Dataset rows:
────────

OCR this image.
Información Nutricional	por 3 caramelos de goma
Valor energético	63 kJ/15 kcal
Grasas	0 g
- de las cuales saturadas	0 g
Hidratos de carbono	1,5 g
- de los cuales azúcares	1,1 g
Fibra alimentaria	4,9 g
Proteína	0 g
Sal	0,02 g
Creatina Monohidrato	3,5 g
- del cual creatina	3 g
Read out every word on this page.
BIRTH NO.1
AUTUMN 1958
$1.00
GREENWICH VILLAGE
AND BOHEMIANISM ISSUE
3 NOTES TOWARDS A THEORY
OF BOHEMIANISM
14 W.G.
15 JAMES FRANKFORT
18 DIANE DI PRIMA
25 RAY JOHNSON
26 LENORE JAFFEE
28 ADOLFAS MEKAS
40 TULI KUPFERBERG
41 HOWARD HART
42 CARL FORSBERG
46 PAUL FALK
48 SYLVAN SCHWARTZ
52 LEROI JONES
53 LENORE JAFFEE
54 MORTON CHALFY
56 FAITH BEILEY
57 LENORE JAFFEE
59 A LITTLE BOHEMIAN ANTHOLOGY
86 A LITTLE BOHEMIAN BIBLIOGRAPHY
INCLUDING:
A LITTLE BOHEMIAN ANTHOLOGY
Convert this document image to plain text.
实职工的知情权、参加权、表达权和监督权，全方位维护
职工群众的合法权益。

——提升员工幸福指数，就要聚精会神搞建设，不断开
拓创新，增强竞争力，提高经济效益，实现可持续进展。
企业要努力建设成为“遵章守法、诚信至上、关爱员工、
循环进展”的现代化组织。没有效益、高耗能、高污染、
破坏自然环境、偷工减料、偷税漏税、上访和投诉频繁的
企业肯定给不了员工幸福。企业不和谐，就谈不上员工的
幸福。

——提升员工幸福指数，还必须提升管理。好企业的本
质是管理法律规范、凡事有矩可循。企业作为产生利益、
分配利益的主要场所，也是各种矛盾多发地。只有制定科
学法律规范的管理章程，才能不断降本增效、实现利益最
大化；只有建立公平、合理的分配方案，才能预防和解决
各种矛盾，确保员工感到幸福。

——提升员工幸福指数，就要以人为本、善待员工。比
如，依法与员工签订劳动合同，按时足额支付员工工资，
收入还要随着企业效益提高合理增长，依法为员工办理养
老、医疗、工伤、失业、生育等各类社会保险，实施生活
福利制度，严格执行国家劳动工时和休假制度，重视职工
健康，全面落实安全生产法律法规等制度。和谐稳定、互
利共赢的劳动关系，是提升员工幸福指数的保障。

────────

> _Exercise brief_: Repeat all the entries exactly as given.

> _Solution for this exercise_:
OCR this image.
Información Nutricional	por 3 caramelos de goma
Valor energético	63 kJ/15 kcal
Grasas	0 g
- de las cuales saturadas	0 g
Hidratos de carbono	1,5 g
- de los cuales azúcares	1,1 g
Fibra alimentaria	4,9 g
Proteína	0 g
Sal	0,02 g
Creatina Monohidrato	3,5 g
- del cual creatina	3 g
Read out every word on this page.
BIRTH NO.1
AUTUMN 1958
$1.00
GREENWICH VILLAGE
AND BOHEMIANISM ISSUE
3 NOTES TOWARDS A THEORY
OF BOHEMIANISM
14 W.G.
15 JAMES FRANKFORT
18 DIANE DI PRIMA
25 RAY JOHNSON
26 LENORE JAFFEE
28 ADOLFAS MEKAS
40 TULI KUPFERBERG
41 HOWARD HART
42 CARL FORSBERG
46 PAUL FALK
48 SYLVAN SCHWARTZ
52 LEROI JONES
53 LENORE JAFFEE
54 MORTON CHALFY
56 FAITH BEILEY
57 LENORE JAFFEE
59 A LITTLE BOHEMIAN ANTHOLOGY
86 A LITTLE BOHEMIAN BIBLIOGRAPHY
INCLUDING:
A LITTLE BOHEMIAN ANTHOLOGY
Convert this document image to plain text.
实职工的知情权、参加权、表达权和监督权，全方位维护
职工群众的合法权益。

——提升员工幸福指数，就要聚精会神搞建设，不断开
拓创新，增强竞争力，提高经济效益，实现可持续进展。
企业要努力建设成为“遵章守法、诚信至上、关爱员工、
循环进展”的现代化组织。没有效益、高耗能、高污染、
破坏自然环境、偷工减料、偷税漏税、上访和投诉频繁的
企业肯定给不了员工幸福。企业不和谐，就谈不上员工的
幸福。

——提升员工幸福指数，还必须提升管理。好企业的本
质是管理法律规范、凡事有矩可循。企业作为产生利益、
分配利益的主要场所，也是各种矛盾多发地。只有制定科
学法律规范的管理章程，才能不断降本增效、实现利益最
大化；只有建立公平、合理的分配方案，才能预防和解决
各种矛盾，确保员工感到幸福。

——提升员工幸福指数，就要以人为本、善待员工。比
如，依法与员工签订劳动合同，按时足额支付员工工资，
收入还要随着企业效益提高合理增长，依法为员工办理养
老、医疗、工伤、失业、生育等各类社会保险，实施生活
福利制度，严格执行国家劳动工时和休假制度，重视职工
健康，全面落实安全生产法律法规等制度。和谐稳定、互
利共赢的劳动关系，是提升员工幸福指数的保障。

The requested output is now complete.